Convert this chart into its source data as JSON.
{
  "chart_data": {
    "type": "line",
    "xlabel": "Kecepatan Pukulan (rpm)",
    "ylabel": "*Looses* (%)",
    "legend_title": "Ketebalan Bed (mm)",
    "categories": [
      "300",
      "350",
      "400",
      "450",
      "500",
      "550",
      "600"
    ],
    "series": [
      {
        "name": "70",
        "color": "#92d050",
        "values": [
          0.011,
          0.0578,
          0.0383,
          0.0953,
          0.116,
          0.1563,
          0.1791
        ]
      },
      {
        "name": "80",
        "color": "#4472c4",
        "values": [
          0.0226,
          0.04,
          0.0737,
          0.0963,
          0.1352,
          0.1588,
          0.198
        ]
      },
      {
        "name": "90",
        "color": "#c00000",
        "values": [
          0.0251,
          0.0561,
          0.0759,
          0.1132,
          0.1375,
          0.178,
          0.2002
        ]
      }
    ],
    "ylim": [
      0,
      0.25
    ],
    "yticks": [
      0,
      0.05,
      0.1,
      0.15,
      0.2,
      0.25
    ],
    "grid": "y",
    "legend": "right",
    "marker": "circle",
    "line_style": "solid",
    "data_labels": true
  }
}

• **WHAT IS BEING ASKED**
Using the listing above, retype each line exactly.

• **RESULT FOR THIS TASK**
Convert this chart into its source data as JSON.
{
  "chart_data": {
    "type": "line",
    "xlabel": "Kecepatan Pukulan (rpm)",
    "ylabel": "*Looses* (%)",
    "legend_title": "Ketebalan Bed (mm)",
    "categories": [
      "300",
      "350",
      "400",
      "450",
      "500",
      "550",
      "600"
    ],
    "series": [
      {
        "name": "70",
        "color": "#92d050",
        "values": [
          0.011,
          0.0578,
          0.0383,
          0.0953,
          0.116,
          0.1563,
          0.1791
        ]
      },
      {
        "name": "80",
        "color": "#4472c4",
        "values": [
          0.0226,
          0.04,
          0.0737,
          0.0963,
          0.1352,
          0.1588,
          0.198
        ]
      },
      {
        "name": "90",
        "color": "#c00000",
        "values": [
          0.0251,
          0.0561,
          0.0759,
          0.1132,
          0.1375,
          0.178,
          0.2002
        ]
      }
    ],
    "ylim": [
      0,
      0.25
    ],
    "yticks": [
      0,
      0.05,
      0.1,
      0.15,
      0.2,
      0.25
    ],
    "grid": "y",
    "legend": "right",
    "marker": "circle",
    "line_style": "solid",
    "data_labels": true
  }
}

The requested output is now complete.